Provided data –
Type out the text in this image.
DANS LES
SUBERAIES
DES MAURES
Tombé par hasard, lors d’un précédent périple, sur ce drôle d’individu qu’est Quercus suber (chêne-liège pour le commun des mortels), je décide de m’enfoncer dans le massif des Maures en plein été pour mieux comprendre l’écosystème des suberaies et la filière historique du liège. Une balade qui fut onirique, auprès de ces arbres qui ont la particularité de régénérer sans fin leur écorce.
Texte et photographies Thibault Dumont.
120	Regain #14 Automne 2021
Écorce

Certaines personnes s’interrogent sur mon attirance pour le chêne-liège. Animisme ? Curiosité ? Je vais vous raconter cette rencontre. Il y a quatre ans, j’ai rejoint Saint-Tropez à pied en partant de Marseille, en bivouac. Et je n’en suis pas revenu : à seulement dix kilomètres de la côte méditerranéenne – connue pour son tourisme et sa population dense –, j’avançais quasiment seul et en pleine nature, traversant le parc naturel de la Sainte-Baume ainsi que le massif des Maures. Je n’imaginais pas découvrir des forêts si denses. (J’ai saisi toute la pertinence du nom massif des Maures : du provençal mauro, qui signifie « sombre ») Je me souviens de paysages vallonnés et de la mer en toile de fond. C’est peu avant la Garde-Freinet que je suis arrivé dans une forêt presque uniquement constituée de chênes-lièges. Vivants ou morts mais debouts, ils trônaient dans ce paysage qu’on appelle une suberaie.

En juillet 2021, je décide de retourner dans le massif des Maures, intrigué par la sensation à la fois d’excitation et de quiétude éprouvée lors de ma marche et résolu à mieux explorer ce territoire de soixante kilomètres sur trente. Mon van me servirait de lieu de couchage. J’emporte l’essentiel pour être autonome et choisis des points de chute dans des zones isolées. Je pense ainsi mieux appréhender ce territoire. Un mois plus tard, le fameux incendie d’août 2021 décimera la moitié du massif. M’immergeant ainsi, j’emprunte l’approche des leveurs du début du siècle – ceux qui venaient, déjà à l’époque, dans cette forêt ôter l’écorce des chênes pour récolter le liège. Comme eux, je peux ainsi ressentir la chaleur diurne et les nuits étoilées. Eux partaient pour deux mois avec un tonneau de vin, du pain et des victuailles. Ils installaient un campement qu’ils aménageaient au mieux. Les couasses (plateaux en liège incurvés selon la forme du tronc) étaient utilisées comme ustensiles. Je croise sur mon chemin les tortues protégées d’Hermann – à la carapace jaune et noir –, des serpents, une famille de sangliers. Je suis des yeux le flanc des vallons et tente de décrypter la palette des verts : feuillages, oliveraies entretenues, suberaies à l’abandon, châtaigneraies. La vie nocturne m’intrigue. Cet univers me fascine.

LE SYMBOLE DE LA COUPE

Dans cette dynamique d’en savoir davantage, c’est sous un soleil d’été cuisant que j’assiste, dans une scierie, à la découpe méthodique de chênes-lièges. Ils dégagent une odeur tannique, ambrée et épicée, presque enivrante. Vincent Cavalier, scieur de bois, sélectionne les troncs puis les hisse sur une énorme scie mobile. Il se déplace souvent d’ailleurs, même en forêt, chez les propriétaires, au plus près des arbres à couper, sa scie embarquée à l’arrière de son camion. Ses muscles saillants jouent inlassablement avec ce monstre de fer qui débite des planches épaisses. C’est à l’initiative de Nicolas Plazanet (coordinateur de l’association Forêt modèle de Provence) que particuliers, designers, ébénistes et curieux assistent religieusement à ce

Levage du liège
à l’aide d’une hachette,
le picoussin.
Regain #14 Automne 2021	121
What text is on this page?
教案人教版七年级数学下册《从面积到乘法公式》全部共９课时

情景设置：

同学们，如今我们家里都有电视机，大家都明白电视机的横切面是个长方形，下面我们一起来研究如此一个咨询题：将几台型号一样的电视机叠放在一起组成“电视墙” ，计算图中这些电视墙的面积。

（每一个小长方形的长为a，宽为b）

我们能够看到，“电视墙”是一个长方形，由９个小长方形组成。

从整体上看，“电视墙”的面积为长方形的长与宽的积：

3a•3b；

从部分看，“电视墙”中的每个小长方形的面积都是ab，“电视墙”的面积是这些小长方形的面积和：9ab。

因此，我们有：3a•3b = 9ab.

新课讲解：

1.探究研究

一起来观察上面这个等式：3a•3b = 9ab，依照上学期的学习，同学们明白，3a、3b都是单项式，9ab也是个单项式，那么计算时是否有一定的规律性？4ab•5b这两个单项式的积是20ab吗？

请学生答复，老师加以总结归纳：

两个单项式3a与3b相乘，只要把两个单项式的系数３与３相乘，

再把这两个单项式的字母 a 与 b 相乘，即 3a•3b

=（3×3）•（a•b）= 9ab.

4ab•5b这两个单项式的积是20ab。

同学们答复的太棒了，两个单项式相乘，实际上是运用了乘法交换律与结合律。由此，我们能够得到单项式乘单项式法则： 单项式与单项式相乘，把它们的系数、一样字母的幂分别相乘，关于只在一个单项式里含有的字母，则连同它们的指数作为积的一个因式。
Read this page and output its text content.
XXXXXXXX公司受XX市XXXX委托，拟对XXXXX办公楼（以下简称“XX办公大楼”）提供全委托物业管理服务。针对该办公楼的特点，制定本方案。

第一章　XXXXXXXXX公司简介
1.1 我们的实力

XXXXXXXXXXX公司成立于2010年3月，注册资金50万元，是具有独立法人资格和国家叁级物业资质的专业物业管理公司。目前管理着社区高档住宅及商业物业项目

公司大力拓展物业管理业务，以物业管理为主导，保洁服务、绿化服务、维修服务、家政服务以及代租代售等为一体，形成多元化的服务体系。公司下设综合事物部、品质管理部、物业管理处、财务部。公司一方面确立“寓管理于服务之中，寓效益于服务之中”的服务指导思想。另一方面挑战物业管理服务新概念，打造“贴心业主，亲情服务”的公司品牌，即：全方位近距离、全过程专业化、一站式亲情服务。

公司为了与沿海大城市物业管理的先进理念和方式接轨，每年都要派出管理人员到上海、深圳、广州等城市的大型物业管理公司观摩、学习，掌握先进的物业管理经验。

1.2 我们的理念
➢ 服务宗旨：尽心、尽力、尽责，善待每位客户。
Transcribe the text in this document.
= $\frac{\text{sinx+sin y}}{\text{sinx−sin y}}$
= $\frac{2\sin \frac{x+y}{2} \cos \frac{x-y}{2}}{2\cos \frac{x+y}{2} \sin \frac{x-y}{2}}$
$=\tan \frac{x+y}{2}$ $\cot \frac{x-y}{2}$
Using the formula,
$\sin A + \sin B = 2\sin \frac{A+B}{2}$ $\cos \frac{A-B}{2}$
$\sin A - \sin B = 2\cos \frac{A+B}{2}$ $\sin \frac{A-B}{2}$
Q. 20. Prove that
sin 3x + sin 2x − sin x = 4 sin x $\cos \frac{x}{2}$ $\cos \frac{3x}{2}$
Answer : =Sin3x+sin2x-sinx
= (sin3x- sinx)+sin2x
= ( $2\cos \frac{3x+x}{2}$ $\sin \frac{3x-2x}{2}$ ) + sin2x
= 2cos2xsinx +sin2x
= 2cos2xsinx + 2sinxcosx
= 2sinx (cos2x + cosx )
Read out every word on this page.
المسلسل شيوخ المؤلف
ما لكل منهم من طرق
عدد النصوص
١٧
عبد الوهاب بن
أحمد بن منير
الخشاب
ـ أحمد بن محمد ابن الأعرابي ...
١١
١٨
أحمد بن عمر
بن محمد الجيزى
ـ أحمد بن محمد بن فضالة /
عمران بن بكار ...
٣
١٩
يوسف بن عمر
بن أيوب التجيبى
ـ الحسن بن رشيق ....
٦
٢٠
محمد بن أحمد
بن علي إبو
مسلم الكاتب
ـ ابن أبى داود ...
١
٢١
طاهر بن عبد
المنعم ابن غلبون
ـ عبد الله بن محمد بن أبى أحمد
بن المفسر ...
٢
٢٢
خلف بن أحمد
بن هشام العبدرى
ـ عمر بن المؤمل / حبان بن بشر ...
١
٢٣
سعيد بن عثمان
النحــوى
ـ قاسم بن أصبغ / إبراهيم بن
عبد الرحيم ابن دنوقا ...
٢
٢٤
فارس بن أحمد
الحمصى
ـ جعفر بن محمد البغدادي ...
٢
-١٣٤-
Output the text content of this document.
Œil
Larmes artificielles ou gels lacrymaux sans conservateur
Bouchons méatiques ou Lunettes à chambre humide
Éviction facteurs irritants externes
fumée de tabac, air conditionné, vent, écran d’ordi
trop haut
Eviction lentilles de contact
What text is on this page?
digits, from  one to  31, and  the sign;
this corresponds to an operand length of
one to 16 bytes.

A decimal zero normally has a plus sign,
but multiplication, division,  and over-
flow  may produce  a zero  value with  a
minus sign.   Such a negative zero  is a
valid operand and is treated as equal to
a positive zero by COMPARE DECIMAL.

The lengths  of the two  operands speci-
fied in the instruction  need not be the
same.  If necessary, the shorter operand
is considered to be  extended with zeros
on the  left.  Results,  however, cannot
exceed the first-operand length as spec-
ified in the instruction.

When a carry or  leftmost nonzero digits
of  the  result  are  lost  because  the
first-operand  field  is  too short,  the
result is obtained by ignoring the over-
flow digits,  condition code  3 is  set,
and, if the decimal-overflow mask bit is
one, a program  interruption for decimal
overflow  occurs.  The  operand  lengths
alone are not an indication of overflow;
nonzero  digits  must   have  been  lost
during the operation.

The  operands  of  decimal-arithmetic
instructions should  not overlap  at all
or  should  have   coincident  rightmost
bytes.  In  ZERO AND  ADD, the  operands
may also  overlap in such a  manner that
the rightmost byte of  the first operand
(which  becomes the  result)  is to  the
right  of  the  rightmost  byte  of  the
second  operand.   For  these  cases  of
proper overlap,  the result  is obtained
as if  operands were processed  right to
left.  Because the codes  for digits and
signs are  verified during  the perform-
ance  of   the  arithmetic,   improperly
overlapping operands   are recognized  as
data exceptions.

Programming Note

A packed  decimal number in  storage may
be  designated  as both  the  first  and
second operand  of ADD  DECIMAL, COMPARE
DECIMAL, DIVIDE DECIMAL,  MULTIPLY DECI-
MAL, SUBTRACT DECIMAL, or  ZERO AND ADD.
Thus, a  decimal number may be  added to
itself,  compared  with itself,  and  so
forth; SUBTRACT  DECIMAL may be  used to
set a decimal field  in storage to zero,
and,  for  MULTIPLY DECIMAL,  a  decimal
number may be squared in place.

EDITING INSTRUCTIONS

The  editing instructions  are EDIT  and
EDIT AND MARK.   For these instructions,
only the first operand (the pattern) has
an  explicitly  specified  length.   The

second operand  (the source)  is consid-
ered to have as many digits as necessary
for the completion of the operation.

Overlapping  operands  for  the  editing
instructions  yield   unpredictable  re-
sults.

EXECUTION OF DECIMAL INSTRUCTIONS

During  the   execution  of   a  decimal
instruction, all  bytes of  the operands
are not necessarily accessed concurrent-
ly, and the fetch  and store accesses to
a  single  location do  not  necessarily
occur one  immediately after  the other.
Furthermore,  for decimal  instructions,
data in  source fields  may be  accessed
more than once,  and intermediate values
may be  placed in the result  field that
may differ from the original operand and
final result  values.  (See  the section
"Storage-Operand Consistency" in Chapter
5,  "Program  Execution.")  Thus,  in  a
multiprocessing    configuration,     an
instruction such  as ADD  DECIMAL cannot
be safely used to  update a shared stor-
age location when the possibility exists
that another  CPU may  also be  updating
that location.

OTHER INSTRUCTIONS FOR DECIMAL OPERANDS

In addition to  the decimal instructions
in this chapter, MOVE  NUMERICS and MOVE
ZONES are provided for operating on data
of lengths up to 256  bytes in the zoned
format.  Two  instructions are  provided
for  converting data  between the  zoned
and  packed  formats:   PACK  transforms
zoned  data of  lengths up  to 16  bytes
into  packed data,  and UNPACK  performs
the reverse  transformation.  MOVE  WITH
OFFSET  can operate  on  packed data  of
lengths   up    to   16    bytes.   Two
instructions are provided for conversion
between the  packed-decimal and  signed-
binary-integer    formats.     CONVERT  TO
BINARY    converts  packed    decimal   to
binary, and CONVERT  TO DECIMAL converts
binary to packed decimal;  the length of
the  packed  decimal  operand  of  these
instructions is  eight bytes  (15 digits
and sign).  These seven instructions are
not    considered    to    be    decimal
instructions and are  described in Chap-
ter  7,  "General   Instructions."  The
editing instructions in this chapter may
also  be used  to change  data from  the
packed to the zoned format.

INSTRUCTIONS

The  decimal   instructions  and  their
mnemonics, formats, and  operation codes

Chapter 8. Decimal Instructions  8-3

Stated goal –
Return only the number of lines in the entries that contain the string "أحمد".

Problem solution –
8